The data below should be restated word for word, with every picture omitted.

(Collection entries)
━━━━━━━━━━━━━━━━━━━━
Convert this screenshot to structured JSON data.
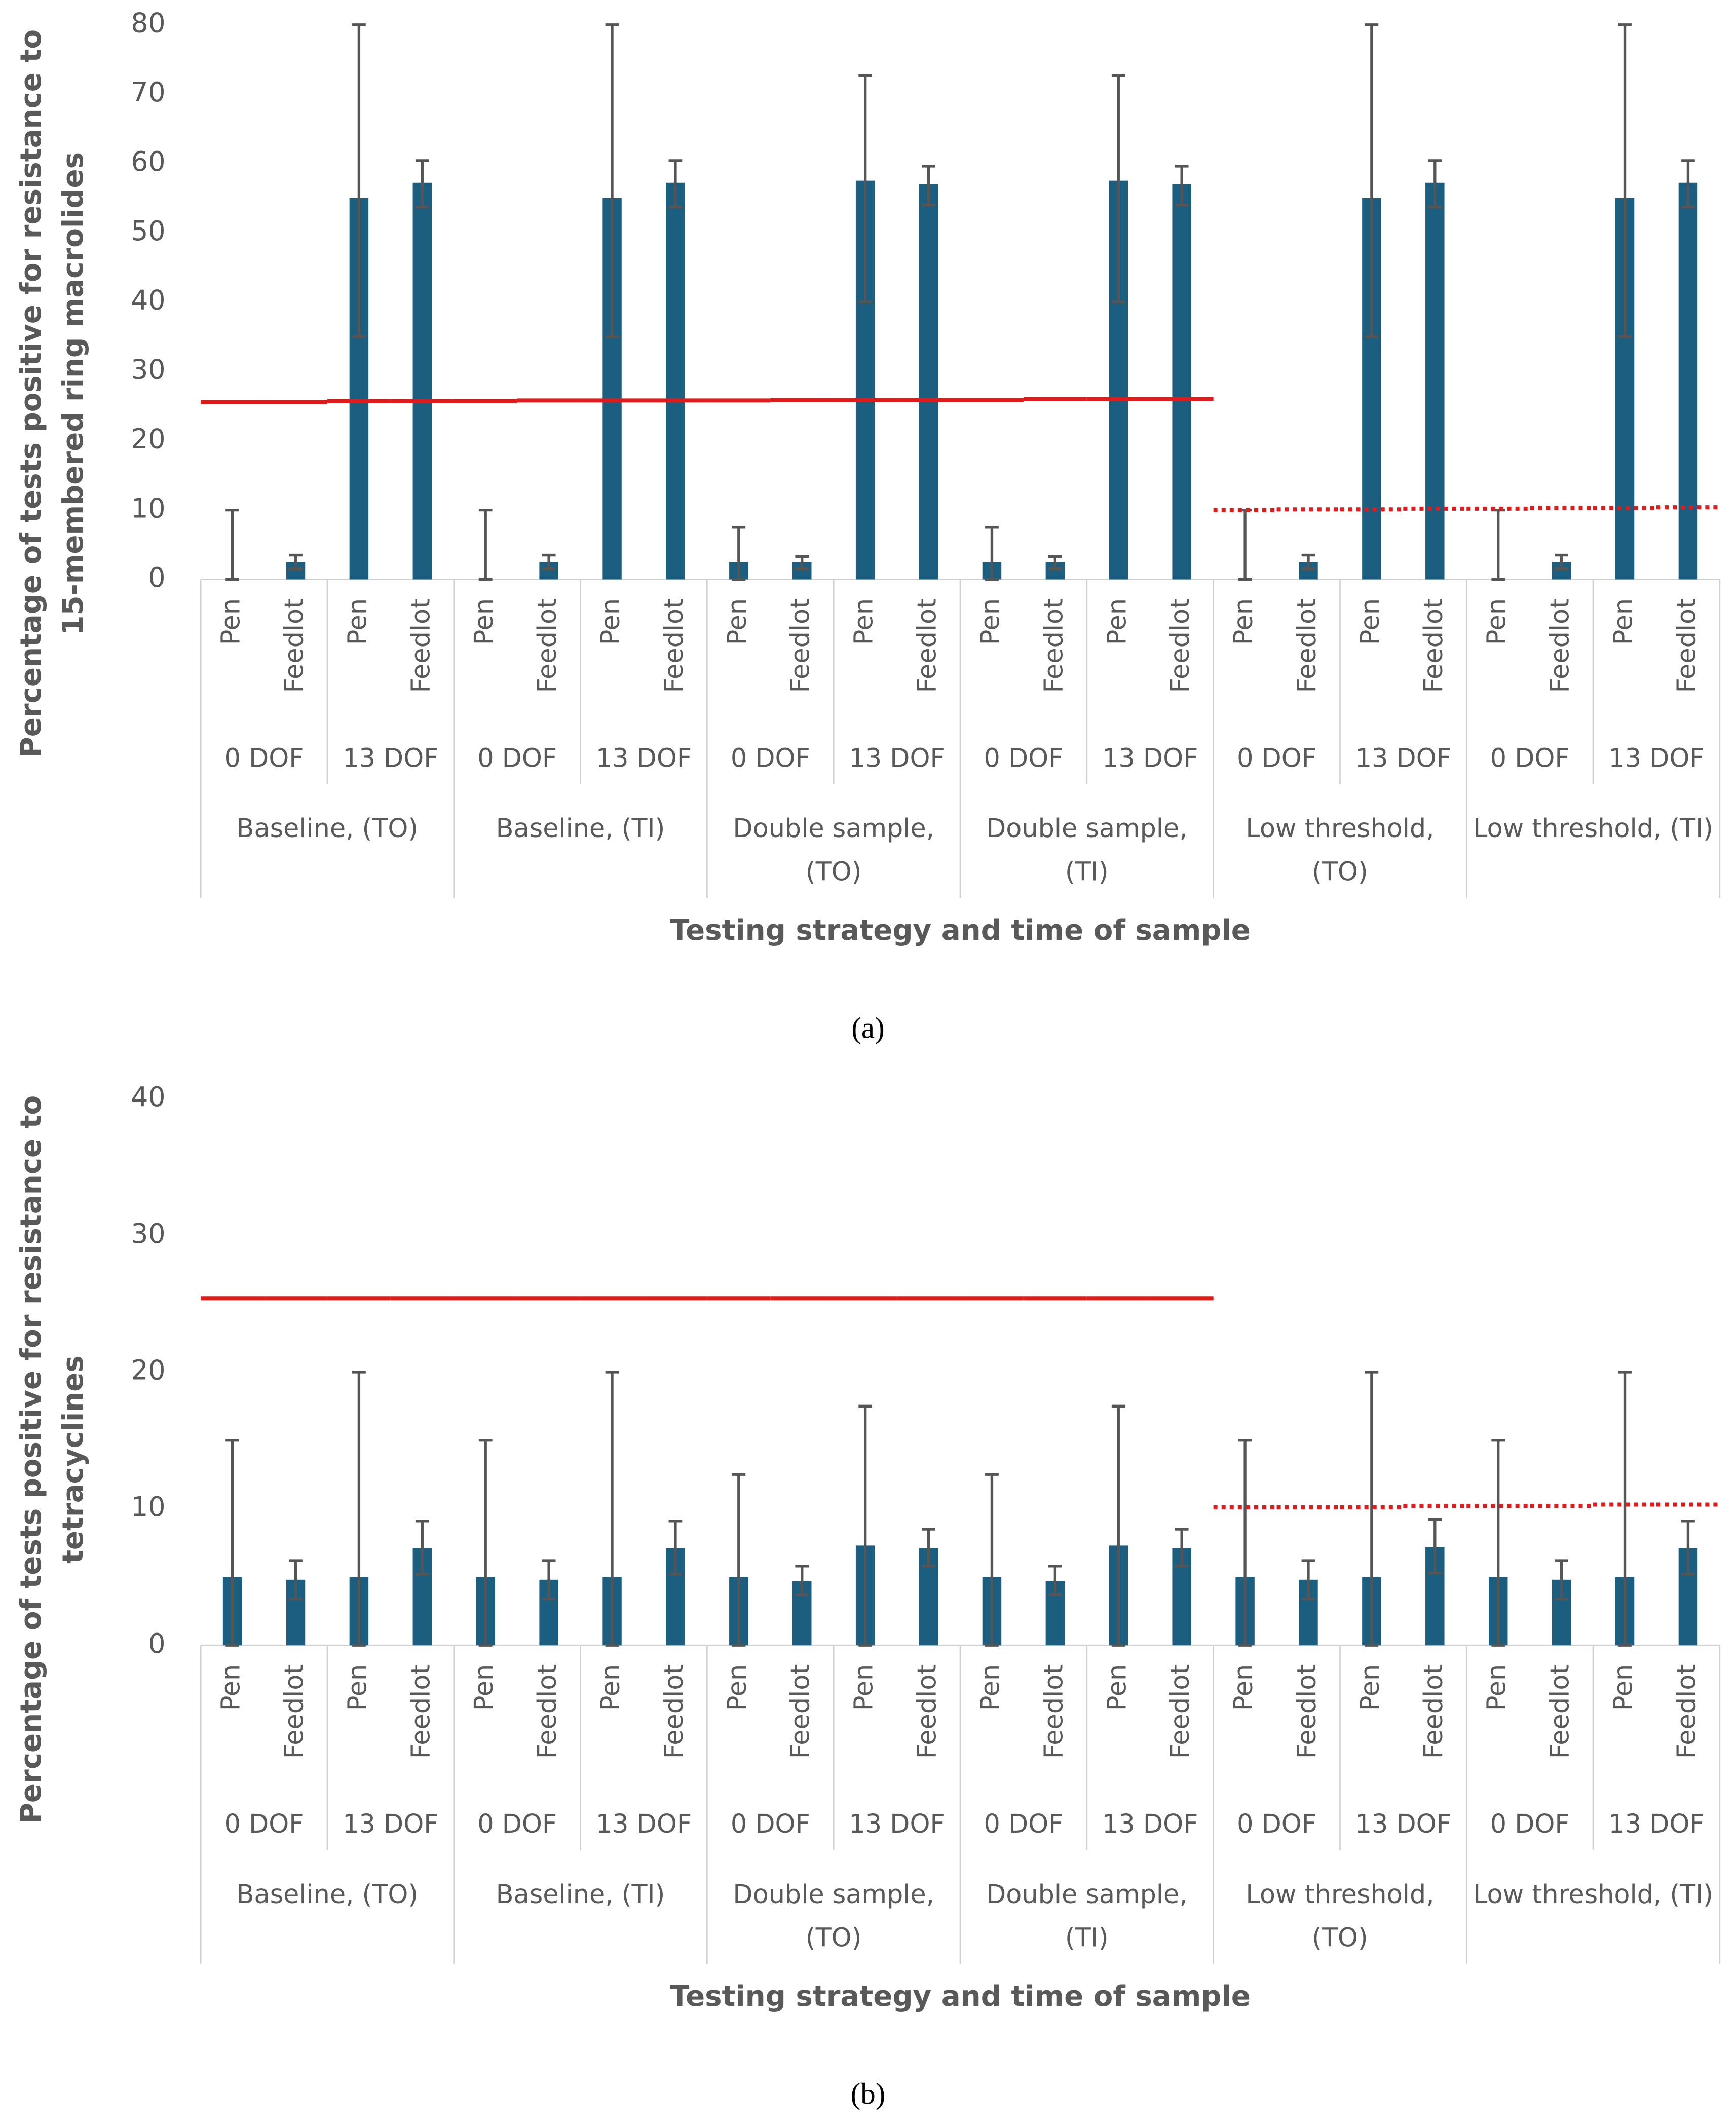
{
  "chart_data": [
    {
      "type": "bar",
      "caption": "(a)",
      "ylabel": [
        "Percentage of tests positive for resistance to",
        "15-membered ring macrolides"
      ],
      "xlabel": "Testing strategy and time of sample",
      "categories": [
        "Pen",
        "Feedlot",
        "Pen",
        "Feedlot",
        "Pen",
        "Feedlot",
        "Pen",
        "Feedlot",
        "Pen",
        "Feedlot",
        "Pen",
        "Feedlot",
        "Pen",
        "Feedlot",
        "Pen",
        "Feedlot",
        "Pen",
        "Feedlot",
        "Pen",
        "Feedlot",
        "Pen",
        "Feedlot",
        "Pen",
        "Feedlot"
      ],
      "category_groups": [
        "0 DOF",
        "13 DOF",
        "0 DOF",
        "13 DOF",
        "0 DOF",
        "13 DOF",
        "0 DOF",
        "13 DOF",
        "0 DOF",
        "13 DOF",
        "0 DOF",
        "13 DOF"
      ],
      "category_supergroups": [
        "Baseline, (TO)",
        "Baseline, (TI)",
        "Double sample, (TO)",
        "Double sample, (TI)",
        "Low threshold, (TO)",
        "Low threshold, (TI)"
      ],
      "values": [
        0,
        2.5,
        55,
        57.2,
        0,
        2.5,
        55,
        57.2,
        2.5,
        2.5,
        57.5,
        57,
        2.5,
        2.5,
        57.5,
        57,
        0,
        2.5,
        55,
        57.2,
        0,
        2.5,
        55,
        57.2
      ],
      "error_plus": [
        10,
        1,
        25,
        3.2,
        10,
        1,
        25,
        3.2,
        5,
        0.8,
        15.2,
        2.6,
        5,
        0.8,
        15.2,
        2.6,
        10,
        1,
        25,
        3.2,
        10,
        1,
        25,
        3.2
      ],
      "error_minus": [
        0,
        1,
        20,
        3.5,
        0,
        1,
        20,
        3.5,
        2.5,
        1,
        17.5,
        3,
        2.5,
        1,
        17.5,
        3,
        0,
        1,
        20,
        3.5,
        0,
        1,
        20,
        3.5
      ],
      "color": "#1b5e80",
      "error_color": "#555555",
      "ylim": [
        0,
        80
      ],
      "yticks": [
        0,
        10,
        20,
        30,
        40,
        50,
        60,
        70,
        80
      ],
      "lines": [
        {
          "color": "#e01b1b",
          "dashed": false,
          "values": [
            25.6,
            25.6,
            25.7,
            25.7,
            25.7,
            25.8,
            25.8,
            25.8,
            25.8,
            25.9,
            25.9,
            25.9,
            25.9,
            26,
            26,
            26,
            null,
            null,
            null,
            null,
            null,
            null,
            null,
            null
          ]
        },
        {
          "color": "#e01b1b",
          "dashed": true,
          "values": [
            null,
            null,
            null,
            null,
            null,
            null,
            null,
            null,
            null,
            null,
            null,
            null,
            null,
            null,
            null,
            null,
            10,
            10.1,
            10.1,
            10.2,
            10.2,
            10.3,
            10.3,
            10.4
          ]
        }
      ]
    },
    {
      "type": "bar",
      "caption": "(b)",
      "ylabel": [
        "Percentage of tests positive for resistance to",
        "tetracyclines"
      ],
      "xlabel": "Testing strategy and time of sample",
      "categories": [
        "Pen",
        "Feedlot",
        "Pen",
        "Feedlot",
        "Pen",
        "Feedlot",
        "Pen",
        "Feedlot",
        "Pen",
        "Feedlot",
        "Pen",
        "Feedlot",
        "Pen",
        "Feedlot",
        "Pen",
        "Feedlot",
        "Pen",
        "Feedlot",
        "Pen",
        "Feedlot",
        "Pen",
        "Feedlot",
        "Pen",
        "Feedlot"
      ],
      "category_groups": [
        "0 DOF",
        "13 DOF",
        "0 DOF",
        "13 DOF",
        "0 DOF",
        "13 DOF",
        "0 DOF",
        "13 DOF",
        "0 DOF",
        "13 DOF",
        "0 DOF",
        "13 DOF"
      ],
      "category_supergroups": [
        "Baseline, (TO)",
        "Baseline, (TI)",
        "Double sample, (TO)",
        "Double sample, (TI)",
        "Low threshold, (TO)",
        "Low threshold, (TI)"
      ],
      "values": [
        5,
        4.8,
        5,
        7.1,
        5,
        4.8,
        5,
        7.1,
        5,
        4.7,
        7.3,
        7.1,
        5,
        4.7,
        7.3,
        7.1,
        5,
        4.8,
        5,
        7.2,
        5,
        4.8,
        5,
        7.1
      ],
      "error_plus": [
        10,
        1.4,
        15,
        2,
        10,
        1.4,
        15,
        2,
        7.5,
        1.1,
        10.2,
        1.4,
        7.5,
        1.1,
        10.2,
        1.4,
        10,
        1.4,
        15,
        2,
        10,
        1.4,
        15,
        2
      ],
      "error_minus": [
        5,
        1.4,
        5,
        1.9,
        5,
        1.4,
        5,
        1.9,
        5,
        1,
        7.3,
        1.3,
        5,
        1,
        7.3,
        1.3,
        5,
        1.4,
        5,
        1.9,
        5,
        1.4,
        5,
        1.9
      ],
      "color": "#1b5e80",
      "error_color": "#555555",
      "ylim": [
        0,
        40
      ],
      "yticks": [
        0,
        10,
        20,
        30,
        40
      ],
      "lines": [
        {
          "color": "#e01b1b",
          "dashed": false,
          "values": [
            25.4,
            25.4,
            25.4,
            25.4,
            25.4,
            25.4,
            25.4,
            25.4,
            25.4,
            25.4,
            25.4,
            25.4,
            25.4,
            25.4,
            25.4,
            25.4,
            null,
            null,
            null,
            null,
            null,
            null,
            null,
            null
          ]
        },
        {
          "color": "#e01b1b",
          "dashed": true,
          "values": [
            null,
            null,
            null,
            null,
            null,
            null,
            null,
            null,
            null,
            null,
            null,
            null,
            null,
            null,
            null,
            null,
            10.1,
            10.1,
            10.1,
            10.2,
            10.2,
            10.2,
            10.3,
            10.3
          ]
        }
      ]
    }
  ]
}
━━━━━━━━━━━━━━━━━━━━
▶ [Completed exercise]:
Convert this screenshot to structured JSON data.
{
  "chart_data": [
    {
      "type": "bar",
      "caption": "(a)",
      "ylabel": [
        "Percentage of tests positive for resistance to",
        "15-membered ring macrolides"
      ],
      "xlabel": "Testing strategy and time of sample",
      "categories": [
        "Pen",
        "Feedlot",
        "Pen",
        "Feedlot",
        "Pen",
        "Feedlot",
        "Pen",
        "Feedlot",
        "Pen",
        "Feedlot",
        "Pen",
        "Feedlot",
        "Pen",
        "Feedlot",
        "Pen",
        "Feedlot",
        "Pen",
        "Feedlot",
        "Pen",
        "Feedlot",
        "Pen",
        "Feedlot",
        "Pen",
        "Feedlot"
      ],
      "category_groups": [
        "0 DOF",
        "13 DOF",
        "0 DOF",
        "13 DOF",
        "0 DOF",
        "13 DOF",
        "0 DOF",
        "13 DOF",
        "0 DOF",
        "13 DOF",
        "0 DOF",
        "13 DOF"
      ],
      "category_supergroups": [
        "Baseline, (TO)",
        "Baseline, (TI)",
        "Double sample, (TO)",
        "Double sample, (TI)",
        "Low threshold, (TO)",
        "Low threshold, (TI)"
      ],
      "values": [
        0,
        2.5,
        55,
        57.2,
        0,
        2.5,
        55,
        57.2,
        2.5,
        2.5,
        57.5,
        57,
        2.5,
        2.5,
        57.5,
        57,
        0,
        2.5,
        55,
        57.2,
        0,
        2.5,
        55,
        57.2
      ],
      "error_plus": [
        10,
        1,
        25,
        3.2,
        10,
        1,
        25,
        3.2,
        5,
        0.8,
        15.2,
        2.6,
        5,
        0.8,
        15.2,
        2.6,
        10,
        1,
        25,
        3.2,
        10,
        1,
        25,
        3.2
      ],
      "error_minus": [
        0,
        1,
        20,
        3.5,
        0,
        1,
        20,
        3.5,
        2.5,
        1,
        17.5,
        3,
        2.5,
        1,
        17.5,
        3,
        0,
        1,
        20,
        3.5,
        0,
        1,
        20,
        3.5
      ],
      "color": "#1b5e80",
      "error_color": "#555555",
      "ylim": [
        0,
        80
      ],
      "yticks": [
        0,
        10,
        20,
        30,
        40,
        50,
        60,
        70,
        80
      ],
      "lines": [
        {
          "color": "#e01b1b",
          "dashed": false,
          "values": [
            25.6,
            25.6,
            25.7,
            25.7,
            25.7,
            25.8,
            25.8,
            25.8,
            25.8,
            25.9,
            25.9,
            25.9,
            25.9,
            26,
            26,
            26,
            null,
            null,
            null,
            null,
            null,
            null,
            null,
            null
          ]
        },
        {
          "color": "#e01b1b",
          "dashed": true,
          "values": [
            null,
            null,
            null,
            null,
            null,
            null,
            null,
            null,
            null,
            null,
            null,
            null,
            null,
            null,
            null,
            null,
            10,
            10.1,
            10.1,
            10.2,
            10.2,
            10.3,
            10.3,
            10.4
          ]
        }
      ]
    },
    {
      "type": "bar",
      "caption": "(b)",
      "ylabel": [
        "Percentage of tests positive for resistance to",
        "tetracyclines"
      ],
      "xlabel": "Testing strategy and time of sample",
      "categories": [
        "Pen",
        "Feedlot",
        "Pen",
        "Feedlot",
        "Pen",
        "Feedlot",
        "Pen",
        "Feedlot",
        "Pen",
        "Feedlot",
        "Pen",
        "Feedlot",
        "Pen",
        "Feedlot",
        "Pen",
        "Feedlot",
        "Pen",
        "Feedlot",
        "Pen",
        "Feedlot",
        "Pen",
        "Feedlot",
        "Pen",
        "Feedlot"
      ],
      "category_groups": [
        "0 DOF",
        "13 DOF",
        "0 DOF",
        "13 DOF",
        "0 DOF",
        "13 DOF",
        "0 DOF",
        "13 DOF",
        "0 DOF",
        "13 DOF",
        "0 DOF",
        "13 DOF"
      ],
      "category_supergroups": [
        "Baseline, (TO)",
        "Baseline, (TI)",
        "Double sample, (TO)",
        "Double sample, (TI)",
        "Low threshold, (TO)",
        "Low threshold, (TI)"
      ],
      "values": [
        5,
        4.8,
        5,
        7.1,
        5,
        4.8,
        5,
        7.1,
        5,
        4.7,
        7.3,
        7.1,
        5,
        4.7,
        7.3,
        7.1,
        5,
        4.8,
        5,
        7.2,
        5,
        4.8,
        5,
        7.1
      ],
      "error_plus": [
        10,
        1.4,
        15,
        2,
        10,
        1.4,
        15,
        2,
        7.5,
        1.1,
        10.2,
        1.4,
        7.5,
        1.1,
        10.2,
        1.4,
        10,
        1.4,
        15,
        2,
        10,
        1.4,
        15,
        2
      ],
      "error_minus": [
        5,
        1.4,
        5,
        1.9,
        5,
        1.4,
        5,
        1.9,
        5,
        1,
        7.3,
        1.3,
        5,
        1,
        7.3,
        1.3,
        5,
        1.4,
        5,
        1.9,
        5,
        1.4,
        5,
        1.9
      ],
      "color": "#1b5e80",
      "error_color": "#555555",
      "ylim": [
        0,
        40
      ],
      "yticks": [
        0,
        10,
        20,
        30,
        40
      ],
      "lines": [
        {
          "color": "#e01b1b",
          "dashed": false,
          "values": [
            25.4,
            25.4,
            25.4,
            25.4,
            25.4,
            25.4,
            25.4,
            25.4,
            25.4,
            25.4,
            25.4,
            25.4,
            25.4,
            25.4,
            25.4,
            25.4,
            null,
            null,
            null,
            null,
            null,
            null,
            null,
            null
          ]
        },
        {
          "color": "#e01b1b",
          "dashed": true,
          "values": [
            null,
            null,
            null,
            null,
            null,
            null,
            null,
            null,
            null,
            null,
            null,
            null,
            null,
            null,
            null,
            null,
            10.1,
            10.1,
            10.1,
            10.2,
            10.2,
            10.2,
            10.3,
            10.3
          ]
        }
      ]
    }
  ]
}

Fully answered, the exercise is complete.